## OBJECTIVE
Please copy all the lines that follow, word for word.

## RECORDS FOR PROCESSING
—————

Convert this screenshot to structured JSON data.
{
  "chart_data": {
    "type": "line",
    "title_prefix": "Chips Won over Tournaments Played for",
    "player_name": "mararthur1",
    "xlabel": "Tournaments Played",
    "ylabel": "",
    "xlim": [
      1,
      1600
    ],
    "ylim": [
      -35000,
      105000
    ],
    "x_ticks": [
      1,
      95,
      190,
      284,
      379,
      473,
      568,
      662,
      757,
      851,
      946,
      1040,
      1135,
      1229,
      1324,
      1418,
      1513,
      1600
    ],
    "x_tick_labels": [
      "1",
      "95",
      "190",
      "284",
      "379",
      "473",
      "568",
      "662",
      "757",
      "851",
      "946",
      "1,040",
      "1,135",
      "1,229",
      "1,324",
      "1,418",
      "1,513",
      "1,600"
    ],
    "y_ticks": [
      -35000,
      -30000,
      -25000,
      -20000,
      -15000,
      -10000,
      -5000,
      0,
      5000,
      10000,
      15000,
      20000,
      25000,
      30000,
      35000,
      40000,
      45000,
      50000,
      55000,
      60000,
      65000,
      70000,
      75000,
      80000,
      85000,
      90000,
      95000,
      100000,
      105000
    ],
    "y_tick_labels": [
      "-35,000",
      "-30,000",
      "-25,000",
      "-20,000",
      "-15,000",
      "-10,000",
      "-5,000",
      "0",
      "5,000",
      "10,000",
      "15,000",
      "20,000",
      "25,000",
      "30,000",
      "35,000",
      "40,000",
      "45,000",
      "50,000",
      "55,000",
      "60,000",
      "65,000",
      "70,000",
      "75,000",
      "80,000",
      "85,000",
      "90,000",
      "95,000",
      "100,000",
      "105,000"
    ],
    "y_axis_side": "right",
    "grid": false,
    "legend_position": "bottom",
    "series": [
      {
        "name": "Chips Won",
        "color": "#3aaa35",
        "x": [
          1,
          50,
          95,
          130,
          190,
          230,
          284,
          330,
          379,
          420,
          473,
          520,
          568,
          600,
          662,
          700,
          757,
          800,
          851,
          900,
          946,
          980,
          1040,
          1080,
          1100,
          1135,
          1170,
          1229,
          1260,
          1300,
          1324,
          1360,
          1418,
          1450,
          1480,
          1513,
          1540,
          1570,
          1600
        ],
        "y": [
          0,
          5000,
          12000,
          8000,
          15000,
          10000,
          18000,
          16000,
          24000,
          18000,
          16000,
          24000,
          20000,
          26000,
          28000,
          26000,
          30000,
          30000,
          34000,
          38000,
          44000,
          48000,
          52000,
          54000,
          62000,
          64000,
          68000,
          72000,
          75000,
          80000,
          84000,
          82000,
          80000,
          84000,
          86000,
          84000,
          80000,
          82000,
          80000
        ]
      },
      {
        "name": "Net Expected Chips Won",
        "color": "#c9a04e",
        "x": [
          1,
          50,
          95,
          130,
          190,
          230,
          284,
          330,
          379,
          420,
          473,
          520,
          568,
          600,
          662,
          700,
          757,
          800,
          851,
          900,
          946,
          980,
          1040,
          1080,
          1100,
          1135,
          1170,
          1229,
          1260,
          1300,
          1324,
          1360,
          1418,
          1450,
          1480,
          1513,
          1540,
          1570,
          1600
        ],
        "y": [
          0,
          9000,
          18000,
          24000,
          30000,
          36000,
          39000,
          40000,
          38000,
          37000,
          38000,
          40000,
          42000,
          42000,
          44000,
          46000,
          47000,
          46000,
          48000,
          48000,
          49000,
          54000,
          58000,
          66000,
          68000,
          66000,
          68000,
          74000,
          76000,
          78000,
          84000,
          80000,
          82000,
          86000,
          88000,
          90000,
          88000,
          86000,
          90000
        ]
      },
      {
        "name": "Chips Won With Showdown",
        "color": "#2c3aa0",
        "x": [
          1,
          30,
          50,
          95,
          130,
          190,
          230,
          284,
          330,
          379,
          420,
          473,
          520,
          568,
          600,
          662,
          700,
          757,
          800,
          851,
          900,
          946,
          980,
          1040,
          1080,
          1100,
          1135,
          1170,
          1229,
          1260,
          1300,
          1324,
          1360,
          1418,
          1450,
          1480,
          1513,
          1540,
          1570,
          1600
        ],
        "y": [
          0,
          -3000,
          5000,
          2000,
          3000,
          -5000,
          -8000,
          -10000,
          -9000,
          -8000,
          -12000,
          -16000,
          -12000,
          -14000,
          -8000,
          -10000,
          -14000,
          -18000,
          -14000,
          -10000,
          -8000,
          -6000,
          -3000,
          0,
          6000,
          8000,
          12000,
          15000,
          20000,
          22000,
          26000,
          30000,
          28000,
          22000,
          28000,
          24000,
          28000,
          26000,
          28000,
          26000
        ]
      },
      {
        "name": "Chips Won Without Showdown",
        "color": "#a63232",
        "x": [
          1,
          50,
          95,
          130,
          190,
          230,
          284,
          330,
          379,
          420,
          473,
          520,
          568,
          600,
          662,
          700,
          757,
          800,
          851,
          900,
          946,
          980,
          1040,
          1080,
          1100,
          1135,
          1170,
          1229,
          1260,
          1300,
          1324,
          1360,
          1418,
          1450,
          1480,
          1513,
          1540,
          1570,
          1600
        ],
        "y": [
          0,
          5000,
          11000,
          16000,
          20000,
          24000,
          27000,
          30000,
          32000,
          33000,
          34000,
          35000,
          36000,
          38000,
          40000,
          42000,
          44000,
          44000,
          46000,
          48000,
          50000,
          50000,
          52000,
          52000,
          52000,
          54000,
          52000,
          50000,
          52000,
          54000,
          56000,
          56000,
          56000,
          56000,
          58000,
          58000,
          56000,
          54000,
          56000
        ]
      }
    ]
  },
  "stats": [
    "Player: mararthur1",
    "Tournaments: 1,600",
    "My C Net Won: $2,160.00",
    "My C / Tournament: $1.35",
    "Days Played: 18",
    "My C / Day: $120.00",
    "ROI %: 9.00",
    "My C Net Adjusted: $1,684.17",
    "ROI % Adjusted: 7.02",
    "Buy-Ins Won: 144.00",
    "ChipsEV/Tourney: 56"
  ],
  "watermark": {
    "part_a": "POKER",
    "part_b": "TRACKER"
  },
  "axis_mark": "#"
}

—————

## RESULT BELOW
Convert this screenshot to structured JSON data.
{
  "chart_data": {
    "type": "line",
    "title_prefix": "Chips Won over Tournaments Played for",
    "player_name": "mararthur1",
    "xlabel": "Tournaments Played",
    "ylabel": "",
    "xlim": [
      1,
      1600
    ],
    "ylim": [
      -35000,
      105000
    ],
    "x_ticks": [
      1,
      95,
      190,
      284,
      379,
      473,
      568,
      662,
      757,
      851,
      946,
      1040,
      1135,
      1229,
      1324,
      1418,
      1513,
      1600
    ],
    "x_tick_labels": [
      "1",
      "95",
      "190",
      "284",
      "379",
      "473",
      "568",
      "662",
      "757",
      "851",
      "946",
      "1,040",
      "1,135",
      "1,229",
      "1,324",
      "1,418",
      "1,513",
      "1,600"
    ],
    "y_ticks": [
      -35000,
      -30000,
      -25000,
      -20000,
      -15000,
      -10000,
      -5000,
      0,
      5000,
      10000,
      15000,
      20000,
      25000,
      30000,
      35000,
      40000,
      45000,
      50000,
      55000,
      60000,
      65000,
      70000,
      75000,
      80000,
      85000,
      90000,
      95000,
      100000,
      105000
    ],
    "y_tick_labels": [
      "-35,000",
      "-30,000",
      "-25,000",
      "-20,000",
      "-15,000",
      "-10,000",
      "-5,000",
      "0",
      "5,000",
      "10,000",
      "15,000",
      "20,000",
      "25,000",
      "30,000",
      "35,000",
      "40,000",
      "45,000",
      "50,000",
      "55,000",
      "60,000",
      "65,000",
      "70,000",
      "75,000",
      "80,000",
      "85,000",
      "90,000",
      "95,000",
      "100,000",
      "105,000"
    ],
    "y_axis_side": "right",
    "grid": false,
    "legend_position": "bottom",
    "series": [
      {
        "name": "Chips Won",
        "color": "#3aaa35",
        "x": [
          1,
          50,
          95,
          130,
          190,
          230,
          284,
          330,
          379,
          420,
          473,
          520,
          568,
          600,
          662,
          700,
          757,
          800,
          851,
          900,
          946,
          980,
          1040,
          1080,
          1100,
          1135,
          1170,
          1229,
          1260,
          1300,
          1324,
          1360,
          1418,
          1450,
          1480,
          1513,
          1540,
          1570,
          1600
        ],
        "y": [
          0,
          5000,
          12000,
          8000,
          15000,
          10000,
          18000,
          16000,
          24000,
          18000,
          16000,
          24000,
          20000,
          26000,
          28000,
          26000,
          30000,
          30000,
          34000,
          38000,
          44000,
          48000,
          52000,
          54000,
          62000,
          64000,
          68000,
          72000,
          75000,
          80000,
          84000,
          82000,
          80000,
          84000,
          86000,
          84000,
          80000,
          82000,
          80000
        ]
      },
      {
        "name": "Net Expected Chips Won",
        "color": "#c9a04e",
        "x": [
          1,
          50,
          95,
          130,
          190,
          230,
          284,
          330,
          379,
          420,
          473,
          520,
          568,
          600,
          662,
          700,
          757,
          800,
          851,
          900,
          946,
          980,
          1040,
          1080,
          1100,
          1135,
          1170,
          1229,
          1260,
          1300,
          1324,
          1360,
          1418,
          1450,
          1480,
          1513,
          1540,
          1570,
          1600
        ],
        "y": [
          0,
          9000,
          18000,
          24000,
          30000,
          36000,
          39000,
          40000,
          38000,
          37000,
          38000,
          40000,
          42000,
          42000,
          44000,
          46000,
          47000,
          46000,
          48000,
          48000,
          49000,
          54000,
          58000,
          66000,
          68000,
          66000,
          68000,
          74000,
          76000,
          78000,
          84000,
          80000,
          82000,
          86000,
          88000,
          90000,
          88000,
          86000,
          90000
        ]
      },
      {
        "name": "Chips Won With Showdown",
        "color": "#2c3aa0",
        "x": [
          1,
          30,
          50,
          95,
          130,
          190,
          230,
          284,
          330,
          379,
          420,
          473,
          520,
          568,
          600,
          662,
          700,
          757,
          800,
          851,
          900,
          946,
          980,
          1040,
          1080,
          1100,
          1135,
          1170,
          1229,
          1260,
          1300,
          1324,
          1360,
          1418,
          1450,
          1480,
          1513,
          1540,
          1570,
          1600
        ],
        "y": [
          0,
          -3000,
          5000,
          2000,
          3000,
          -5000,
          -8000,
          -10000,
          -9000,
          -8000,
          -12000,
          -16000,
          -12000,
          -14000,
          -8000,
          -10000,
          -14000,
          -18000,
          -14000,
          -10000,
          -8000,
          -6000,
          -3000,
          0,
          6000,
          8000,
          12000,
          15000,
          20000,
          22000,
          26000,
          30000,
          28000,
          22000,
          28000,
          24000,
          28000,
          26000,
          28000,
          26000
        ]
      },
      {
        "name": "Chips Won Without Showdown",
        "color": "#a63232",
        "x": [
          1,
          50,
          95,
          130,
          190,
          230,
          284,
          330,
          379,
          420,
          473,
          520,
          568,
          600,
          662,
          700,
          757,
          800,
          851,
          900,
          946,
          980,
          1040,
          1080,
          1100,
          1135,
          1170,
          1229,
          1260,
          1300,
          1324,
          1360,
          1418,
          1450,
          1480,
          1513,
          1540,
          1570,
          1600
        ],
        "y": [
          0,
          5000,
          11000,
          16000,
          20000,
          24000,
          27000,
          30000,
          32000,
          33000,
          34000,
          35000,
          36000,
          38000,
          40000,
          42000,
          44000,
          44000,
          46000,
          48000,
          50000,
          50000,
          52000,
          52000,
          52000,
          54000,
          52000,
          50000,
          52000,
          54000,
          56000,
          56000,
          56000,
          56000,
          58000,
          58000,
          56000,
          54000,
          56000
        ]
      }
    ]
  },
  "stats": [
    "Player: mararthur1",
    "Tournaments: 1,600",
    "My C Net Won: $2,160.00",
    "My C / Tournament: $1.35",
    "Days Played: 18",
    "My C / Day: $120.00",
    "ROI %: 9.00",
    "My C Net Adjusted: $1,684.17",
    "ROI % Adjusted: 7.02",
    "Buy-Ins Won: 144.00",
    "ChipsEV/Tourney: 56"
  ],
  "watermark": {
    "part_a": "POKER",
    "part_b": "TRACKER"
  },
  "axis_mark": "#"
}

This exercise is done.